### Extracted records

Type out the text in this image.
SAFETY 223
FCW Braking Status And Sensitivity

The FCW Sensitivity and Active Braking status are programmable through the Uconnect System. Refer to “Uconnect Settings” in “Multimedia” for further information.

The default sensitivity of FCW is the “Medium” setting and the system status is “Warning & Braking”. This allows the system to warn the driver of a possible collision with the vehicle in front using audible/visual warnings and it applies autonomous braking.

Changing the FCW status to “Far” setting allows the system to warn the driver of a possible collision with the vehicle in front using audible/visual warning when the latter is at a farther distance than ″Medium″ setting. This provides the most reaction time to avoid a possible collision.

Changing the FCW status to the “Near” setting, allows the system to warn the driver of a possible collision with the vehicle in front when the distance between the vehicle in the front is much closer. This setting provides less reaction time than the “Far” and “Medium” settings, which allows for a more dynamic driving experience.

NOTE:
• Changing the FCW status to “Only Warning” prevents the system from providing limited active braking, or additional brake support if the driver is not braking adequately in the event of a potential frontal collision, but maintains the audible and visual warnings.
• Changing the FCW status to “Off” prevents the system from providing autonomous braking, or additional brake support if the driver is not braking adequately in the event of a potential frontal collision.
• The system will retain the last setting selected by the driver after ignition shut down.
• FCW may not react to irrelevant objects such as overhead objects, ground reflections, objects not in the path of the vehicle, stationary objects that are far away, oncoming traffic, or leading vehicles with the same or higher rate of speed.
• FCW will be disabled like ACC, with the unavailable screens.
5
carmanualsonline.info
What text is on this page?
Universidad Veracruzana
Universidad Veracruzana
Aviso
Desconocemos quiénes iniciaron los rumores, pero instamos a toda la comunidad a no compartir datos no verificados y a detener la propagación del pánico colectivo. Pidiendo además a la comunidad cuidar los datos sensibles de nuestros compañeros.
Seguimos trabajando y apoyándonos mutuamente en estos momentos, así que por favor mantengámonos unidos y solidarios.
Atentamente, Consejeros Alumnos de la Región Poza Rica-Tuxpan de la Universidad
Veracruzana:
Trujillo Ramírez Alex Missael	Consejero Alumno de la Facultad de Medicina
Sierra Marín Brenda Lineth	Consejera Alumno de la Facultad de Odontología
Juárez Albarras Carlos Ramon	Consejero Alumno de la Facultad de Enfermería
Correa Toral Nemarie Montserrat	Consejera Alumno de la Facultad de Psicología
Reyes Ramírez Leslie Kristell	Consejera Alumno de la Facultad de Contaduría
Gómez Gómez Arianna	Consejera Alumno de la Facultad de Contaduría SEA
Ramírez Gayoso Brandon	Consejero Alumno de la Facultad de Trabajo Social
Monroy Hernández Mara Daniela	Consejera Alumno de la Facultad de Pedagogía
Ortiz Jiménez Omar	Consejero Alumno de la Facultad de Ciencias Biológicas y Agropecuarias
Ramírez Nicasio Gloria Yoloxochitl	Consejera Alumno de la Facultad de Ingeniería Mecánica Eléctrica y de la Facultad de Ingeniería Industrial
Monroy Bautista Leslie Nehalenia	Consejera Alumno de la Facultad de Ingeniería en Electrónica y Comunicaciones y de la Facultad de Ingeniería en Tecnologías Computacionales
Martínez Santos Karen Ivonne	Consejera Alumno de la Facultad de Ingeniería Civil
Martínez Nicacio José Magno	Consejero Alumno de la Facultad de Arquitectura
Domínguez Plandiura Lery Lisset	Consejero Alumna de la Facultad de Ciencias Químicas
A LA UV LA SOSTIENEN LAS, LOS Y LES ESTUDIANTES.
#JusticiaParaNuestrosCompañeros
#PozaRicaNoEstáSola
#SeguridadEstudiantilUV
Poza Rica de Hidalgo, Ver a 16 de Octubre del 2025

### WHAT IS REQUIRED
Repeat all of the entries exactly.

### ANSWER FOR THE TASK
Type out the text in this image.
SAFETY 223
FCW Braking Status And Sensitivity

The FCW Sensitivity and Active Braking status are programmable through the Uconnect System. Refer to “Uconnect Settings” in “Multimedia” for further information.

The default sensitivity of FCW is the “Medium” setting and the system status is “Warning & Braking”. This allows the system to warn the driver of a possible collision with the vehicle in front using audible/visual warnings and it applies autonomous braking.

Changing the FCW status to “Far” setting allows the system to warn the driver of a possible collision with the vehicle in front using audible/visual warning when the latter is at a farther distance than ″Medium″ setting. This provides the most reaction time to avoid a possible collision.

Changing the FCW status to the “Near” setting, allows the system to warn the driver of a possible collision with the vehicle in front when the distance between the vehicle in the front is much closer. This setting provides less reaction time than the “Far” and “Medium” settings, which allows for a more dynamic driving experience.

NOTE:
• Changing the FCW status to “Only Warning” prevents the system from providing limited active braking, or additional brake support if the driver is not braking adequately in the event of a potential frontal collision, but maintains the audible and visual warnings.
• Changing the FCW status to “Off” prevents the system from providing autonomous braking, or additional brake support if the driver is not braking adequately in the event of a potential frontal collision.
• The system will retain the last setting selected by the driver after ignition shut down.
• FCW may not react to irrelevant objects such as overhead objects, ground reflections, objects not in the path of the vehicle, stationary objects that are far away, oncoming traffic, or leading vehicles with the same or higher rate of speed.
• FCW will be disabled like ACC, with the unavailable screens.
5
carmanualsonline.info
What text is on this page?
Universidad Veracruzana
Universidad Veracruzana
Aviso
Desconocemos quiénes iniciaron los rumores, pero instamos a toda la comunidad a no compartir datos no verificados y a detener la propagación del pánico colectivo. Pidiendo además a la comunidad cuidar los datos sensibles de nuestros compañeros.
Seguimos trabajando y apoyándonos mutuamente en estos momentos, así que por favor mantengámonos unidos y solidarios.
Atentamente, Consejeros Alumnos de la Región Poza Rica-Tuxpan de la Universidad
Veracruzana:
Trujillo Ramírez Alex Missael	Consejero Alumno de la Facultad de Medicina
Sierra Marín Brenda Lineth	Consejera Alumno de la Facultad de Odontología
Juárez Albarras Carlos Ramon	Consejero Alumno de la Facultad de Enfermería
Correa Toral Nemarie Montserrat	Consejera Alumno de la Facultad de Psicología
Reyes Ramírez Leslie Kristell	Consejera Alumno de la Facultad de Contaduría
Gómez Gómez Arianna	Consejera Alumno de la Facultad de Contaduría SEA
Ramírez Gayoso Brandon	Consejero Alumno de la Facultad de Trabajo Social
Monroy Hernández Mara Daniela	Consejera Alumno de la Facultad de Pedagogía
Ortiz Jiménez Omar	Consejero Alumno de la Facultad de Ciencias Biológicas y Agropecuarias
Ramírez Nicasio Gloria Yoloxochitl	Consejera Alumno de la Facultad de Ingeniería Mecánica Eléctrica y de la Facultad de Ingeniería Industrial
Monroy Bautista Leslie Nehalenia	Consejera Alumno de la Facultad de Ingeniería en Electrónica y Comunicaciones y de la Facultad de Ingeniería en Tecnologías Computacionales
Martínez Santos Karen Ivonne	Consejera Alumno de la Facultad de Ingeniería Civil
Martínez Nicacio José Magno	Consejero Alumno de la Facultad de Arquitectura
Domínguez Plandiura Lery Lisset	Consejero Alumna de la Facultad de Ciencias Químicas
A LA UV LA SOSTIENEN LAS, LOS Y LES ESTUDIANTES.
#JusticiaParaNuestrosCompañeros
#PozaRicaNoEstáSola
#SeguridadEstudiantilUV
Poza Rica de Hidalgo, Ver a 16 de Octubre del 2025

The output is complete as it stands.